Records that describe figures
--

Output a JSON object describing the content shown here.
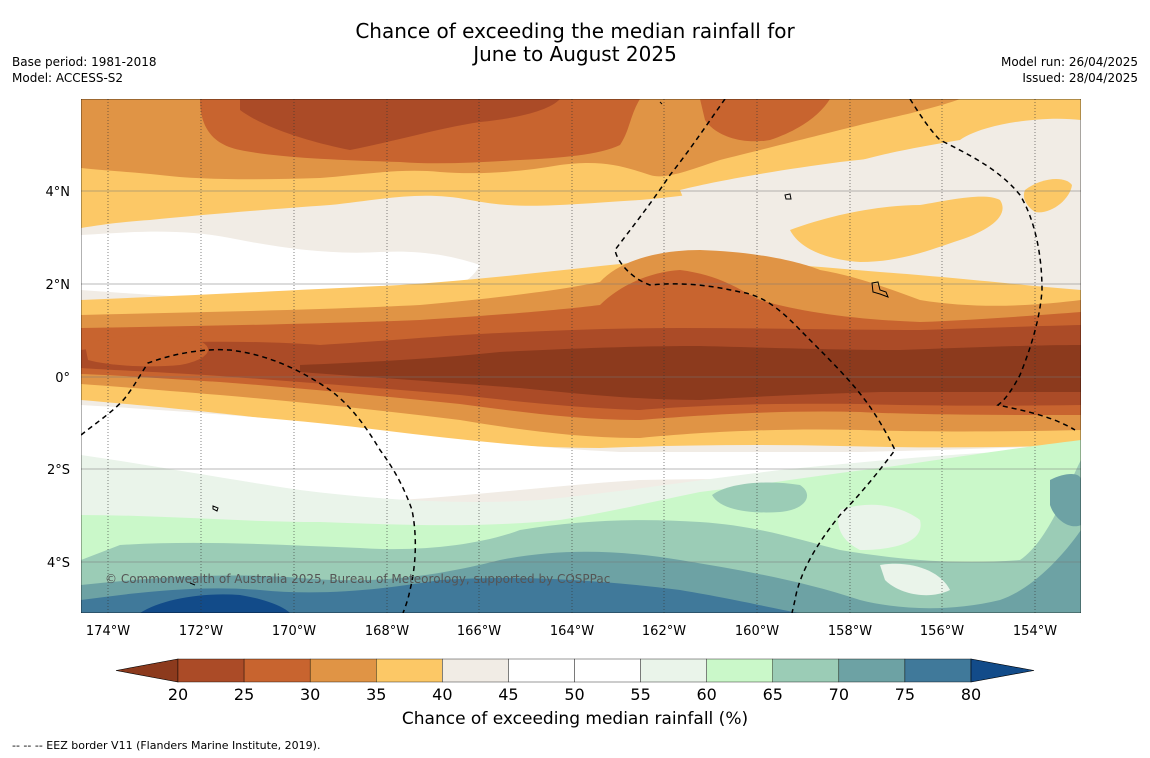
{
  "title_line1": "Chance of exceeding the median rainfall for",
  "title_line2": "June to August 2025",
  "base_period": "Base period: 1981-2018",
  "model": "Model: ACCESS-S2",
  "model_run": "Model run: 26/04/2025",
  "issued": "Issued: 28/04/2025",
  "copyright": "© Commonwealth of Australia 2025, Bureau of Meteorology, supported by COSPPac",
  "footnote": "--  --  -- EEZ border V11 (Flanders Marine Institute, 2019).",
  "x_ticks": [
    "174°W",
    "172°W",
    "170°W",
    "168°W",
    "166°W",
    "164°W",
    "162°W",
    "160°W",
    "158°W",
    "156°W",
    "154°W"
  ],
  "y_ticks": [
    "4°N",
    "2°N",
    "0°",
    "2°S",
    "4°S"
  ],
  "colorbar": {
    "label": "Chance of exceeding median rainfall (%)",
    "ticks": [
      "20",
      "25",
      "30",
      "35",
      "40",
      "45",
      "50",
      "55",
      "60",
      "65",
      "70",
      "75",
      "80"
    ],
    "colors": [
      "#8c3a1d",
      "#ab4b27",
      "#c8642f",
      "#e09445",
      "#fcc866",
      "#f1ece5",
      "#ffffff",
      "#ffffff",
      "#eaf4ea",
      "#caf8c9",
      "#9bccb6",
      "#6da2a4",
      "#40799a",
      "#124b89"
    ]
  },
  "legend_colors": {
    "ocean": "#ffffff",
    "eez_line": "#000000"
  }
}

--

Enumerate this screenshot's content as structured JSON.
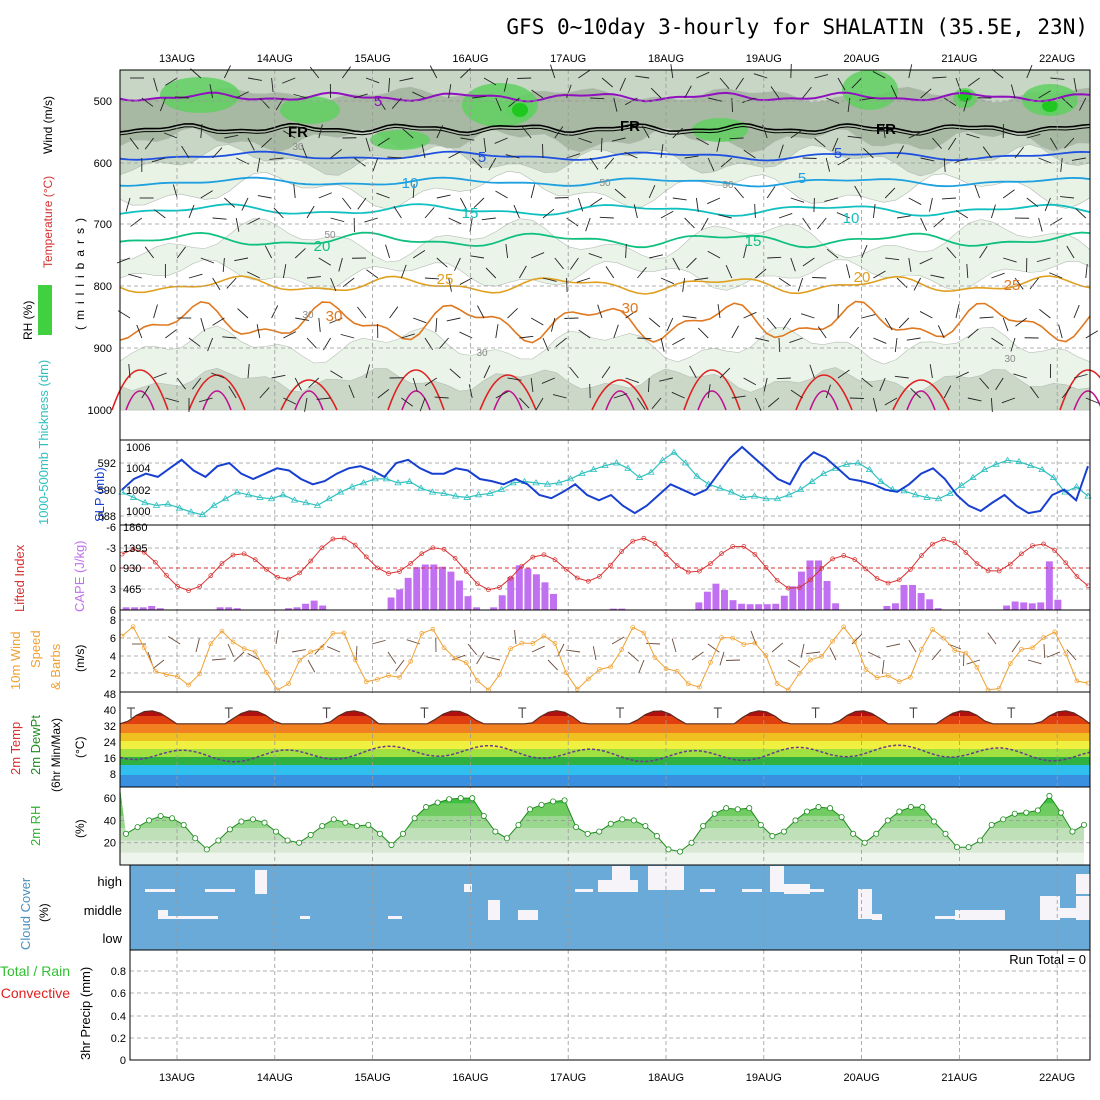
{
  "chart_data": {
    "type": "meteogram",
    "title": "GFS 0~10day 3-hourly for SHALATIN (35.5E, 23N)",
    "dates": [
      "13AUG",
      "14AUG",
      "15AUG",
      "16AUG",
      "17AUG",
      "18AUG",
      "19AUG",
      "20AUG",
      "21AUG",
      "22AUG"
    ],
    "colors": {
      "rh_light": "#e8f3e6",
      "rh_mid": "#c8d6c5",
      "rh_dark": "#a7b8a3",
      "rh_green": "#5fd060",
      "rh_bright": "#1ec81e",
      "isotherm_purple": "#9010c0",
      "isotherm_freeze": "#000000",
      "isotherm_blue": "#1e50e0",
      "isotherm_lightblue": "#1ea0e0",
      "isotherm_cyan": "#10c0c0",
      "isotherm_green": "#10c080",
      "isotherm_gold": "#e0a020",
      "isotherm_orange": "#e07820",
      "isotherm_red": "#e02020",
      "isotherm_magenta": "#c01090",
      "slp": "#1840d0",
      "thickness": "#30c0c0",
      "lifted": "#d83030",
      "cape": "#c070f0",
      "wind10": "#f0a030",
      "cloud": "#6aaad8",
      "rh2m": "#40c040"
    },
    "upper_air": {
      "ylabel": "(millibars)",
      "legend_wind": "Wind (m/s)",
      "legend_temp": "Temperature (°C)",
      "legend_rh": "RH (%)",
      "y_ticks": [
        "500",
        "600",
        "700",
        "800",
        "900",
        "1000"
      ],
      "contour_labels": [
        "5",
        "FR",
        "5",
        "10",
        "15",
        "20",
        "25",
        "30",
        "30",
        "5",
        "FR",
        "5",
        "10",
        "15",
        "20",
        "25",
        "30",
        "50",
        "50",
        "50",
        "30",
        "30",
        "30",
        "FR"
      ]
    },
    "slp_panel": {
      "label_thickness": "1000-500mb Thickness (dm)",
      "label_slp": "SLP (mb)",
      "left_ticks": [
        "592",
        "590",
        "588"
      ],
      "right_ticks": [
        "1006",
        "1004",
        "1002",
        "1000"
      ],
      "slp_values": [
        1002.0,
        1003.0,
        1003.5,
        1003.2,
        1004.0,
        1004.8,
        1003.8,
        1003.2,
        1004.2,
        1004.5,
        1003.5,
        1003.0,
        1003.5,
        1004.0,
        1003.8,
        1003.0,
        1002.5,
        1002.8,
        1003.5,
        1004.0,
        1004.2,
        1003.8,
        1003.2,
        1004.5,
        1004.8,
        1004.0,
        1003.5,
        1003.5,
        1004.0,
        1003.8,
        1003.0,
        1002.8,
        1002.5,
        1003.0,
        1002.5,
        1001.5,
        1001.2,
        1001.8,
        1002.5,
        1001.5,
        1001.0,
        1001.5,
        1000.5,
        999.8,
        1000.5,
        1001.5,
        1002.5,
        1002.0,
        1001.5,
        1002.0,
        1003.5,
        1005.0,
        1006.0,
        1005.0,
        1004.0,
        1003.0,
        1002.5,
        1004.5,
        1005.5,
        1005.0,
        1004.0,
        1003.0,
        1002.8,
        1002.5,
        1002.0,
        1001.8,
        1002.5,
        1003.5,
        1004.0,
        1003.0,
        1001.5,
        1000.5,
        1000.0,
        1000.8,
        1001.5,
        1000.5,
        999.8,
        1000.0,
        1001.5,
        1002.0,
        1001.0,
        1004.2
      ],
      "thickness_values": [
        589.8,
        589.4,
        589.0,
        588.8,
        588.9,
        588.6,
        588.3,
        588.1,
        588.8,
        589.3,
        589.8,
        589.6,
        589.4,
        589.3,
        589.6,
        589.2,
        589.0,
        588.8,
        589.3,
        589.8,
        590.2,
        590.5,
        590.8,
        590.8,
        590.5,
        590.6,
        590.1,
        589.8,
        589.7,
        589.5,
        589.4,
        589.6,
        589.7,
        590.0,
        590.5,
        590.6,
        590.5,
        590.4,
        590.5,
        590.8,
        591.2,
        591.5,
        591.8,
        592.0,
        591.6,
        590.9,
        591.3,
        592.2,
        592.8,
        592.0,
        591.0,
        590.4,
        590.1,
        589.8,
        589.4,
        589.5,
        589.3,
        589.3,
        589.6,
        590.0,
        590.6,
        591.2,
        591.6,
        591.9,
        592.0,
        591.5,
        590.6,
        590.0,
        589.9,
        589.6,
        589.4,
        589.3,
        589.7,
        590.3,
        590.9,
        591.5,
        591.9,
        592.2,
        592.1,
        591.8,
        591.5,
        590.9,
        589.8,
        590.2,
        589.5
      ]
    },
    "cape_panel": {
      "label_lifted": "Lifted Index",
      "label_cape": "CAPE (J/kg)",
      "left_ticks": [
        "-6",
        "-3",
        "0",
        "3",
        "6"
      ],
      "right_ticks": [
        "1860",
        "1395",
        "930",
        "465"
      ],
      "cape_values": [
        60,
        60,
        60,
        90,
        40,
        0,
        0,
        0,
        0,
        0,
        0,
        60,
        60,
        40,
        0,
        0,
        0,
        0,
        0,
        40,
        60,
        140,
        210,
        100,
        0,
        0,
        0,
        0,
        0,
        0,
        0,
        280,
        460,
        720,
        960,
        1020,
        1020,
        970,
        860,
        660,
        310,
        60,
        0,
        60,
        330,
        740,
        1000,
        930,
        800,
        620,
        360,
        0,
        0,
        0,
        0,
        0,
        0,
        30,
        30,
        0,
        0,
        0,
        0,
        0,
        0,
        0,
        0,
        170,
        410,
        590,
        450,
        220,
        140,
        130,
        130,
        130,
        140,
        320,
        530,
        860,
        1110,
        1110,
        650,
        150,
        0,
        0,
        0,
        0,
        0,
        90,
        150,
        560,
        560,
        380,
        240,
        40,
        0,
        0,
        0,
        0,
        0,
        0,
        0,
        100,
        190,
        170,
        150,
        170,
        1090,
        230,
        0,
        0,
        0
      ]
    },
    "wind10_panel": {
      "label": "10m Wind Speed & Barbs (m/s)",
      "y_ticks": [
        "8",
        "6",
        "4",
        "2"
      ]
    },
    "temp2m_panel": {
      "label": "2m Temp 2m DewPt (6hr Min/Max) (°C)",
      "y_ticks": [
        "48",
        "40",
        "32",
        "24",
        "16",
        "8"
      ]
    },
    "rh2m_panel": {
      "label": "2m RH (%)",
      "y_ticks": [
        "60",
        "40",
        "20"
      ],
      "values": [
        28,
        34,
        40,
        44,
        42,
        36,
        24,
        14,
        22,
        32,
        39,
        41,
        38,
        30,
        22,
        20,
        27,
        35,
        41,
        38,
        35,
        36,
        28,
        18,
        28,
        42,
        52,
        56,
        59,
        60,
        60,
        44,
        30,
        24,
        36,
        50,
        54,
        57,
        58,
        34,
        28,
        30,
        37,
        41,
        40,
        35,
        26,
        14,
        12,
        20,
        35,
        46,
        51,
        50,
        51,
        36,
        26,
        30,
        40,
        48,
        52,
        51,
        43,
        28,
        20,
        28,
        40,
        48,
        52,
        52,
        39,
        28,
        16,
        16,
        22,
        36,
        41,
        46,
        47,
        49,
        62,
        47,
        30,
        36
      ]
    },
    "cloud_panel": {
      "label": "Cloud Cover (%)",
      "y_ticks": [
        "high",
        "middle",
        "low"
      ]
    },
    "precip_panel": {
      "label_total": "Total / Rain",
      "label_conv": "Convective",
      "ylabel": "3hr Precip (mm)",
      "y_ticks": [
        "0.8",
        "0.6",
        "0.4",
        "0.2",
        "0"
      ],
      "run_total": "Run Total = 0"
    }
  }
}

--

= GIVEN PROBLEM =
Tally up the lines in the preceding listing that contain the string "median". Respond with the number and nothing else.

= THE COMPLETED TASK =
2